TASK DIRECTIONS: Write out the whole of the material exactly.

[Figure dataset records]
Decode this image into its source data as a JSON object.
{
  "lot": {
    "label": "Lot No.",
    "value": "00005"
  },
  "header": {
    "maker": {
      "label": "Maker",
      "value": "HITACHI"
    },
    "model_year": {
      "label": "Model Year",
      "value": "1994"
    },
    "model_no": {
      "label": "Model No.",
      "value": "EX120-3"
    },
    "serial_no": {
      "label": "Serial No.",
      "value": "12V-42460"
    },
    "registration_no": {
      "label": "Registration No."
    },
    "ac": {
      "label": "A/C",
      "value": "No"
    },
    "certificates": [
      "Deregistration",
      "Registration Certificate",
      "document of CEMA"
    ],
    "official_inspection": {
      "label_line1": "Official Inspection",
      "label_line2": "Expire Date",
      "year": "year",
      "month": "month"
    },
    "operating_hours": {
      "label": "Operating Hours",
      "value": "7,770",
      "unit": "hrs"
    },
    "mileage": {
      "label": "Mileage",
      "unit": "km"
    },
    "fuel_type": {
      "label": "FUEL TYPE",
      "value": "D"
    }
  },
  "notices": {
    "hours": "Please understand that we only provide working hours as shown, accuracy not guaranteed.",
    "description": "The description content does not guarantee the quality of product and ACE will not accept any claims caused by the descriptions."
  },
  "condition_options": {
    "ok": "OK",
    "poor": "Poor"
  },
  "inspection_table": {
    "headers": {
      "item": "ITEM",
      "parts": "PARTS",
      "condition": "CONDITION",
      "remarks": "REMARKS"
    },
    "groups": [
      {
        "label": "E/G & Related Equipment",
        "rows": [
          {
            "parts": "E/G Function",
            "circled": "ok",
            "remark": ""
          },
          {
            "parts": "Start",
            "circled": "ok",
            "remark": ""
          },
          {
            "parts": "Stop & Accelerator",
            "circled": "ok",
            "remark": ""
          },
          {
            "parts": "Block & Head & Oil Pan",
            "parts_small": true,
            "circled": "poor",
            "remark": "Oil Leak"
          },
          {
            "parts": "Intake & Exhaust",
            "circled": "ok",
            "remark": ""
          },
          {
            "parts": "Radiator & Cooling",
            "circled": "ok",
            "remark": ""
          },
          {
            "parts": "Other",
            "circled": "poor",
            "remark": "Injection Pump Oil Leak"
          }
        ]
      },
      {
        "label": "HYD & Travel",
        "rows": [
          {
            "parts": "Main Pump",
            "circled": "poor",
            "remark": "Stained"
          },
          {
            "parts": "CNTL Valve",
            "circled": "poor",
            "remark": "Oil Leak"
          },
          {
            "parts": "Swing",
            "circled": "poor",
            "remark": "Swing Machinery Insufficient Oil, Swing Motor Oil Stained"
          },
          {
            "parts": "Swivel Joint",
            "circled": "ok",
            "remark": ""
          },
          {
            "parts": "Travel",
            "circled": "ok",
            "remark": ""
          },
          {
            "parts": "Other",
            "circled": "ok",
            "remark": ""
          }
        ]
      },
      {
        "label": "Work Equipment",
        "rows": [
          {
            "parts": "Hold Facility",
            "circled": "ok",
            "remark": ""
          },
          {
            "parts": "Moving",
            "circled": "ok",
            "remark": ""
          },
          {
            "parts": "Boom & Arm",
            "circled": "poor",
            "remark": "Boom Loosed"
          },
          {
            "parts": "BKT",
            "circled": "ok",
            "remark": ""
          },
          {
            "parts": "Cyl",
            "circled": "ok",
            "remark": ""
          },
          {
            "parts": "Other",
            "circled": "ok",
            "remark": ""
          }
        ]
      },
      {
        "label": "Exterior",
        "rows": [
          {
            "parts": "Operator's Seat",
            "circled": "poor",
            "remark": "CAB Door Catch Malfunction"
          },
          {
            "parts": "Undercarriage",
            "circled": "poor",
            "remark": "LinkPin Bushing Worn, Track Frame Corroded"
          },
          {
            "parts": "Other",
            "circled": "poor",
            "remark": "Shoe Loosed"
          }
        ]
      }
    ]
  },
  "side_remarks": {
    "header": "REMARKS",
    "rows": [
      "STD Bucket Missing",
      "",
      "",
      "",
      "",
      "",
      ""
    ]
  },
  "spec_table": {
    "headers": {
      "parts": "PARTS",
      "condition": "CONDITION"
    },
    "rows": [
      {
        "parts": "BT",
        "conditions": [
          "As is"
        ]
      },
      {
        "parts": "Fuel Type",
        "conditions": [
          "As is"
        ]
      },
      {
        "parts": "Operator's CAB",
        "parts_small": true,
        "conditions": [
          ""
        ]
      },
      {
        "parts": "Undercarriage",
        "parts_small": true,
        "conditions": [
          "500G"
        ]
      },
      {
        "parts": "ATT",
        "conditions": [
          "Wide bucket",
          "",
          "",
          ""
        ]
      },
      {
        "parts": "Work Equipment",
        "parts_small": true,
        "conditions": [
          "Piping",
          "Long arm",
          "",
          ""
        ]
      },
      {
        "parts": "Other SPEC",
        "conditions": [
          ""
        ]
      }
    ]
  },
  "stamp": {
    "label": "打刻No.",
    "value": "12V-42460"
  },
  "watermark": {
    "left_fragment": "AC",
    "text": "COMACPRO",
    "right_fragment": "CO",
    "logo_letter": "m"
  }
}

REPLY TO THE EXERCISE:
Decode this image into its source data as a JSON object.
{
  "lot": {
    "label": "Lot No.",
    "value": "00005"
  },
  "header": {
    "maker": {
      "label": "Maker",
      "value": "HITACHI"
    },
    "model_year": {
      "label": "Model Year",
      "value": "1994"
    },
    "model_no": {
      "label": "Model No.",
      "value": "EX120-3"
    },
    "serial_no": {
      "label": "Serial No.",
      "value": "12V-42460"
    },
    "registration_no": {
      "label": "Registration No."
    },
    "ac": {
      "label": "A/C",
      "value": "No"
    },
    "certificates": [
      "Deregistration",
      "Registration Certificate",
      "document of CEMA"
    ],
    "official_inspection": {
      "label_line1": "Official Inspection",
      "label_line2": "Expire Date",
      "year": "year",
      "month": "month"
    },
    "operating_hours": {
      "label": "Operating Hours",
      "value": "7,770",
      "unit": "hrs"
    },
    "mileage": {
      "label": "Mileage",
      "unit": "km"
    },
    "fuel_type": {
      "label": "FUEL TYPE",
      "value": "D"
    }
  },
  "notices": {
    "hours": "Please understand that we only provide working hours as shown, accuracy not guaranteed.",
    "description": "The description content does not guarantee the quality of product and ACE will not accept any claims caused by the descriptions."
  },
  "condition_options": {
    "ok": "OK",
    "poor": "Poor"
  },
  "inspection_table": {
    "headers": {
      "item": "ITEM",
      "parts": "PARTS",
      "condition": "CONDITION",
      "remarks": "REMARKS"
    },
    "groups": [
      {
        "label": "E/G & Related Equipment",
        "rows": [
          {
            "parts": "E/G Function",
            "circled": "ok",
            "remark": ""
          },
          {
            "parts": "Start",
            "circled": "ok",
            "remark": ""
          },
          {
            "parts": "Stop & Accelerator",
            "circled": "ok",
            "remark": ""
          },
          {
            "parts": "Block & Head & Oil Pan",
            "parts_small": true,
            "circled": "poor",
            "remark": "Oil Leak"
          },
          {
            "parts": "Intake & Exhaust",
            "circled": "ok",
            "remark": ""
          },
          {
            "parts": "Radiator & Cooling",
            "circled": "ok",
            "remark": ""
          },
          {
            "parts": "Other",
            "circled": "poor",
            "remark": "Injection Pump Oil Leak"
          }
        ]
      },
      {
        "label": "HYD & Travel",
        "rows": [
          {
            "parts": "Main Pump",
            "circled": "poor",
            "remark": "Stained"
          },
          {
            "parts": "CNTL Valve",
            "circled": "poor",
            "remark": "Oil Leak"
          },
          {
            "parts": "Swing",
            "circled": "poor",
            "remark": "Swing Machinery Insufficient Oil, Swing Motor Oil Stained"
          },
          {
            "parts": "Swivel Joint",
            "circled": "ok",
            "remark": ""
          },
          {
            "parts": "Travel",
            "circled": "ok",
            "remark": ""
          },
          {
            "parts": "Other",
            "circled": "ok",
            "remark": ""
          }
        ]
      },
      {
        "label": "Work Equipment",
        "rows": [
          {
            "parts": "Hold Facility",
            "circled": "ok",
            "remark": ""
          },
          {
            "parts": "Moving",
            "circled": "ok",
            "remark": ""
          },
          {
            "parts": "Boom & Arm",
            "circled": "poor",
            "remark": "Boom Loosed"
          },
          {
            "parts": "BKT",
            "circled": "ok",
            "remark": ""
          },
          {
            "parts": "Cyl",
            "circled": "ok",
            "remark": ""
          },
          {
            "parts": "Other",
            "circled": "ok",
            "remark": ""
          }
        ]
      },
      {
        "label": "Exterior",
        "rows": [
          {
            "parts": "Operator's Seat",
            "circled": "poor",
            "remark": "CAB Door Catch Malfunction"
          },
          {
            "parts": "Undercarriage",
            "circled": "poor",
            "remark": "LinkPin Bushing Worn, Track Frame Corroded"
          },
          {
            "parts": "Other",
            "circled": "poor",
            "remark": "Shoe Loosed"
          }
        ]
      }
    ]
  },
  "side_remarks": {
    "header": "REMARKS",
    "rows": [
      "STD Bucket Missing",
      "",
      "",
      "",
      "",
      "",
      ""
    ]
  },
  "spec_table": {
    "headers": {
      "parts": "PARTS",
      "condition": "CONDITION"
    },
    "rows": [
      {
        "parts": "BT",
        "conditions": [
          "As is"
        ]
      },
      {
        "parts": "Fuel Type",
        "conditions": [
          "As is"
        ]
      },
      {
        "parts": "Operator's CAB",
        "parts_small": true,
        "conditions": [
          ""
        ]
      },
      {
        "parts": "Undercarriage",
        "parts_small": true,
        "conditions": [
          "500G"
        ]
      },
      {
        "parts": "ATT",
        "conditions": [
          "Wide bucket",
          "",
          "",
          ""
        ]
      },
      {
        "parts": "Work Equipment",
        "parts_small": true,
        "conditions": [
          "Piping",
          "Long arm",
          "",
          ""
        ]
      },
      {
        "parts": "Other SPEC",
        "conditions": [
          ""
        ]
      }
    ]
  },
  "stamp": {
    "label": "打刻No.",
    "value": "12V-42460"
  },
  "watermark": {
    "left_fragment": "AC",
    "text": "COMACPRO",
    "right_fragment": "CO",
    "logo_letter": "m"
  }
}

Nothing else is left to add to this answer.